# Objective
In the listing that follows, count every line with the word "Wage" in it and write only the total.

(Saved data entries)
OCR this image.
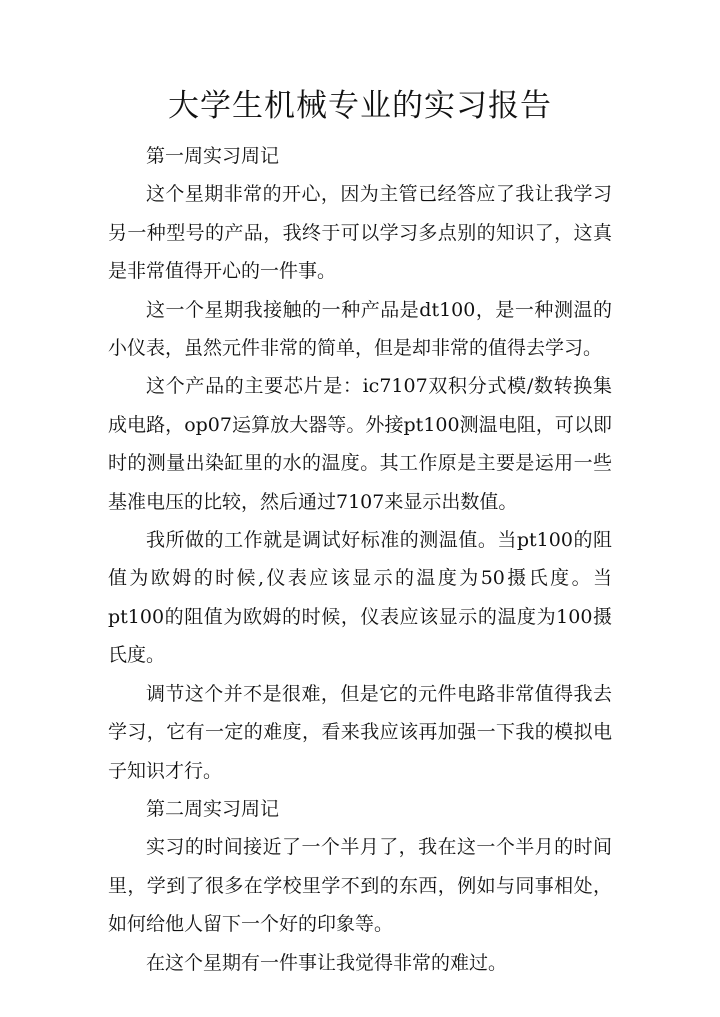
大学生机械专业的实习报告

第一周实习周记

这个星期非常的开心，因为主管已经答应了我让我学习另一种型号的产品，我终于可以学习多点别的知识了，这真是非常值得开心的一件事。

这一个星期我接触的一种产品是dt100，是一种测温的小仪表，虽然元件非常的简单，但是却非常的值得去学习。

这个产品的主要芯片是：ic7107双积分式模/数转换集成电路，op07运算放大器等。外接pt100测温电阻，可以即时的测量出染缸里的水的温度。其工作原是主要是运用一些基准电压的比较，然后通过7107来显示出数值。

我所做的工作就是调试好标准的测温值。当pt100的阻值为欧姆的时候,仪表应该显示的温度为50摄氏度。当pt100的阻值为欧姆的时候，仪表应该显示的温度为100摄氏度。

调节这个并不是很难，但是它的元件电路非常值得我去学习，它有一定的难度，看来我应该再加强一下我的模拟电子知识才行。

第二周实习周记

实习的时间接近了一个半月了，我在这一个半月的时间里，学到了很多在学校里学不到的东西，例如与同事相处，如何给他人留下一个好的印象等。

在这个星期有一件事让我觉得非常的难过。
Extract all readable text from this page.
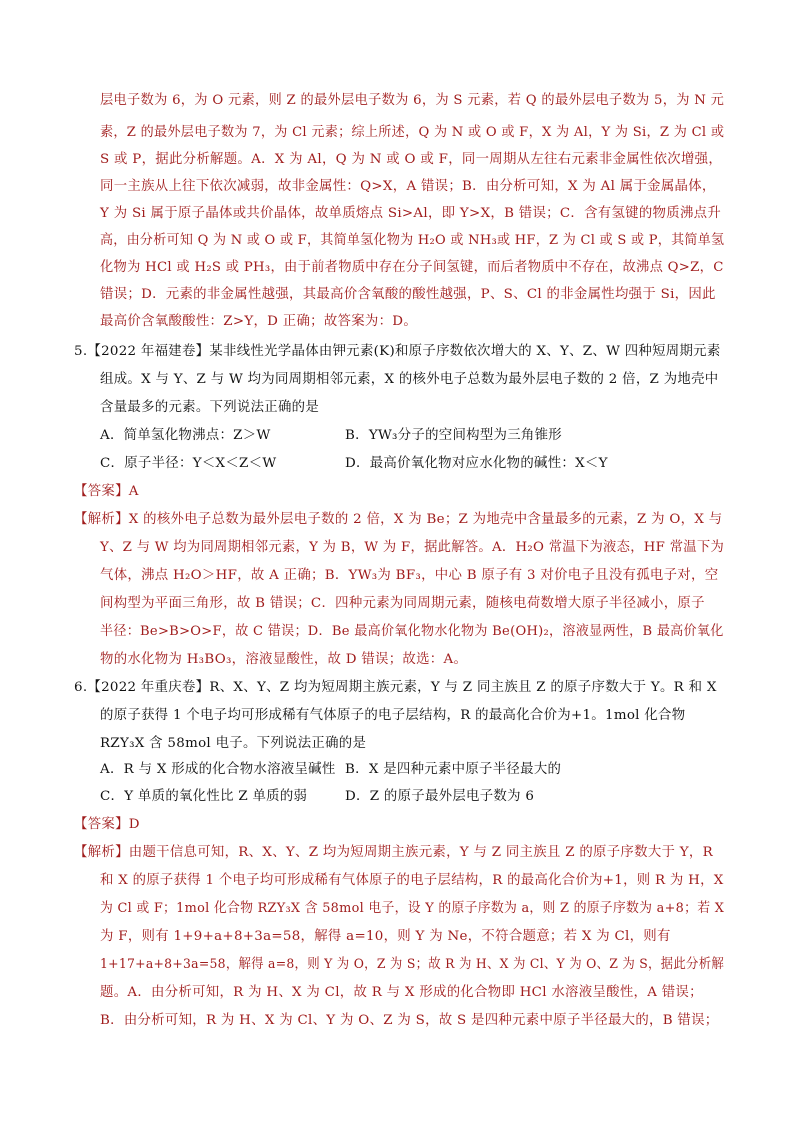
层电子数为 6，为 O 元素，则 Z 的最外层电子数为 6，为 S 元素，若 Q 的最外层电子数为 5，为 N 元
素，Z 的最外层电子数为 7，为 Cl 元素；综上所述，Q 为 N 或 O 或 F，X 为 Al，Y 为 Si，Z 为 Cl 或
S 或 P，据此分析解题。A．X 为 Al，Q 为 N 或 O 或 F，同一周期从左往右元素非金属性依次增强，
同一主族从上往下依次减弱，故非金属性：Q>X，A 错误；B．由分析可知，X 为 Al 属于金属晶体，
Y 为 Si 属于原子晶体或共价晶体，故单质熔点 Si>Al，即 Y>X，B 错误；C．含有氢键的物质沸点升
高，由分析可知 Q 为 N 或 O 或 F，其简单氢化物为 H₂O 或 NH₃或 HF，Z 为 Cl 或 S 或 P，其简单氢
化物为 HCl 或 H₂S 或 PH₃，由于前者物质中存在分子间氢键，而后者物质中不存在，故沸点 Q>Z，C
错误；D．元素的非金属性越强，其最高价含氧酸的酸性越强，P、S、Cl 的非金属性均强于 Si，因此
最高价含氧酸酸性：Z>Y，D 正确；故答案为：D。
5.【2022 年福建卷】某非线性光学晶体由钾元素(K)和原子序数依次增大的 X、Y、Z、W 四种短周期元素
组成。X 与 Y、Z 与 W 均为同周期相邻元素，X 的核外电子总数为最外层电子数的 2 倍，Z 为地壳中
含量最多的元素。下列说法正确的是
A．简单氢化物沸点：Z＞W	B．YW₃分子的空间构型为三角锥形
C．原子半径：Y＜X＜Z＜W	D．最高价氧化物对应水化物的碱性：X＜Y
【答案】A
【解析】X 的核外电子总数为最外层电子数的 2 倍，X 为 Be；Z 为地壳中含量最多的元素，Z 为 O，X 与
Y、Z 与 W 均为同周期相邻元素，Y 为 B，W 为 F，据此解答。A．H₂O 常温下为液态，HF 常温下为
气体，沸点 H₂O＞HF，故 A 正确；B．YW₃为 BF₃，中心 B 原子有 3 对价电子且没有孤电子对，空
间构型为平面三角形，故 B 错误；C．四种元素为同周期元素，随核电荷数增大原子半径减小，原子
半径：Be>B>O>F，故 C 错误；D．Be 最高价氧化物水化物为 Be(OH)₂，溶液显两性，B 最高价氧化
物的水化物为 H₃BO₃，溶液显酸性，故 D 错误；故选：A。
6.【2022 年重庆卷】R、X、Y、Z 均为短周期主族元素，Y 与 Z 同主族且 Z 的原子序数大于 Y。R 和 X
的原子获得 1 个电子均可形成稀有气体原子的电子层结构，R 的最高化合价为+1。1mol 化合物
RZY₃X 含 58mol 电子。下列说法正确的是
A．R 与 X 形成的化合物水溶液呈碱性 B．X 是四种元素中原子半径最大的
C．Y 单质的氧化性比 Z 单质的弱	D．Z 的原子最外层电子数为 6
【答案】D
【解析】由题干信息可知，R、X、Y、Z 均为短周期主族元素，Y 与 Z 同主族且 Z 的原子序数大于 Y，R
和 X 的原子获得 1 个电子均可形成稀有气体原子的电子层结构，R 的最高化合价为+1，则 R 为 H，X
为 Cl 或 F；1mol 化合物 RZY₃X 含 58mol 电子，设 Y 的原子序数为 a，则 Z 的原子序数为 a+8；若 X
为 F，则有 1+9+a+8+3a=58，解得 a=10，则 Y 为 Ne，不符合题意；若 X 为 Cl，则有
1+17+a+8+3a=58，解得 a=8，则 Y 为 O，Z 为 S；故 R 为 H、X 为 Cl、Y 为 O、Z 为 S，据此分析解
题。A．由分析可知，R 为 H、X 为 Cl，故 R 与 X 形成的化合物即 HCl 水溶液呈酸性，A 错误；
B．由分析可知，R 为 H、X 为 Cl、Y 为 O、Z 为 S，故 S 是四种元素中原子半径最大的，B 错误；
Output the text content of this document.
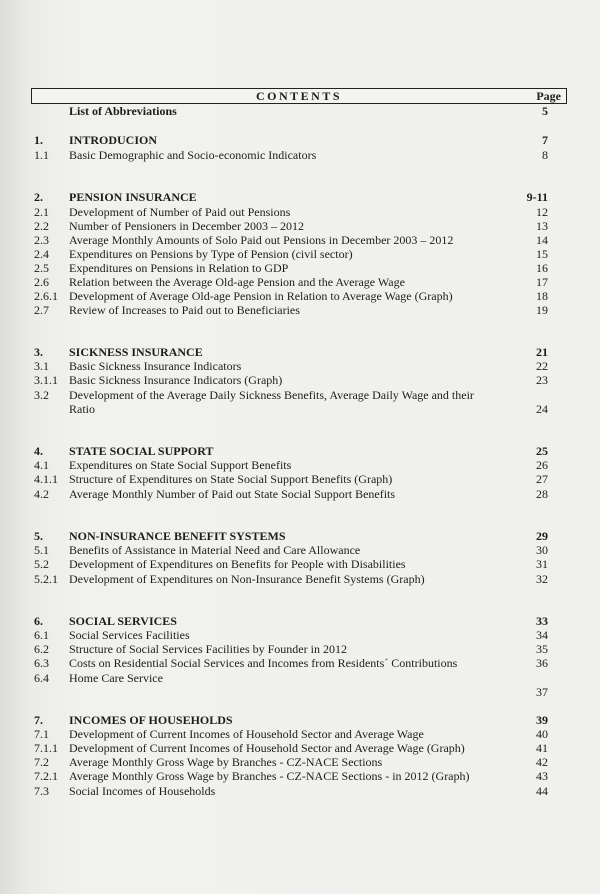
CONTENTS	Page
List of Abbreviations	5
1. INTRODUCION	7
1.1 Basic Demographic and Socio-economic Indicators	8
2. PENSION INSURANCE	9-11
2.1 Development of Number of Paid out Pensions	12
2.2 Number of Pensioners in December 2003 – 2012	13
2.3 Average Monthly Amounts of Solo Paid out Pensions in December 2003 – 2012	14
2.4 Expenditures on Pensions by Type of Pension (civil sector)	15
2.5 Expenditures on Pensions in Relation to GDP	16
2.6 Relation between the Average Old-age Pension and the Average Wage	17
2.6.1 Development of Average Old-age Pension in Relation to Average Wage (Graph)	18
2.7 Review of Increases to Paid out to Beneficiaries	19
3. SICKNESS INSURANCE	21
3.1 Basic Sickness Insurance Indicators	22
3.1.1 Basic Sickness Insurance Indicators (Graph)	23
3.2 Development of the Average Daily Sickness Benefits, Average Daily Wage and their
Ratio	24
4. STATE SOCIAL SUPPORT	25
4.1 Expenditures on State Social Support Benefits	26
4.1.1 Structure of Expenditures on State Social Support Benefits (Graph)	27
4.2 Average Monthly Number of Paid out State Social Support Benefits	28
5. NON-INSURANCE BENEFIT SYSTEMS	29
5.1 Benefits of Assistance in Material Need and Care Allowance	30
5.2 Development of Expenditures on Benefits for People with Disabilities	31
5.2.1 Development of Expenditures on Non-Insurance Benefit Systems (Graph)	32
6. SOCIAL SERVICES	33
6.1 Social Services Facilities	34
6.2 Structure of Social Services Facilities by Founder in 2012	35
6.3 Costs on Residential Social Services and Incomes from Residents´ Contributions	36
6.4 Home Care Service
37
7. INCOMES OF HOUSEHOLDS	39
7.1 Development of Current Incomes of Household Sector and Average Wage	40
7.1.1 Development of Current Incomes of Household Sector and Average Wage (Graph)	41
7.2 Average Monthly Gross Wage by Branches - CZ-NACE Sections	42
7.2.1 Average Monthly Gross Wage by Branches - CZ-NACE Sections - in 2012 (Graph)	43
7.3 Social Incomes of Households	44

# In response
7